╔══

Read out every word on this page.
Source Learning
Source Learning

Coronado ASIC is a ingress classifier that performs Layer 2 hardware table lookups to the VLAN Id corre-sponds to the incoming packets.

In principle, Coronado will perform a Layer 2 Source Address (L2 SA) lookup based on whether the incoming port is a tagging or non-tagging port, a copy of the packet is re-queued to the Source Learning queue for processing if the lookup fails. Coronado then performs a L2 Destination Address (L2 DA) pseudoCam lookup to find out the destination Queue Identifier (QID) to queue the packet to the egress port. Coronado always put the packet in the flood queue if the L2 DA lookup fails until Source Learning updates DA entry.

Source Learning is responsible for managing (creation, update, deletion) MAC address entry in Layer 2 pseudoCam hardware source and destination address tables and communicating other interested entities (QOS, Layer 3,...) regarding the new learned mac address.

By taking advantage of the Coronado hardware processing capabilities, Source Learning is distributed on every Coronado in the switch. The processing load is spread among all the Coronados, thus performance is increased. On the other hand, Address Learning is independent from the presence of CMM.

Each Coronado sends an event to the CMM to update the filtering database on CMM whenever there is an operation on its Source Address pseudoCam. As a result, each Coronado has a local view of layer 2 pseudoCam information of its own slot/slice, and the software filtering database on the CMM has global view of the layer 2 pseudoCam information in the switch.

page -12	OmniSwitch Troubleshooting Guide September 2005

╚══

[WRITTEN PROBLEM]: Select the lines from the entries that include the word "other".

[RESPONSE]:
Source Learning is responsible for managing (creation, update, deletion) MAC address entry in Layer 2 pseudoCam hardware source and destination address tables and communicating other interested entities (QOS, Layer 3,...) regarding the new learned mac address.
By taking advantage of the Coronado hardware processing capabilities, Source Learning is distributed on every Coronado in the switch. The processing load is spread among all the Coronados, thus performance is increased. On the other hand, Address Learning is independent from the presence of CMM.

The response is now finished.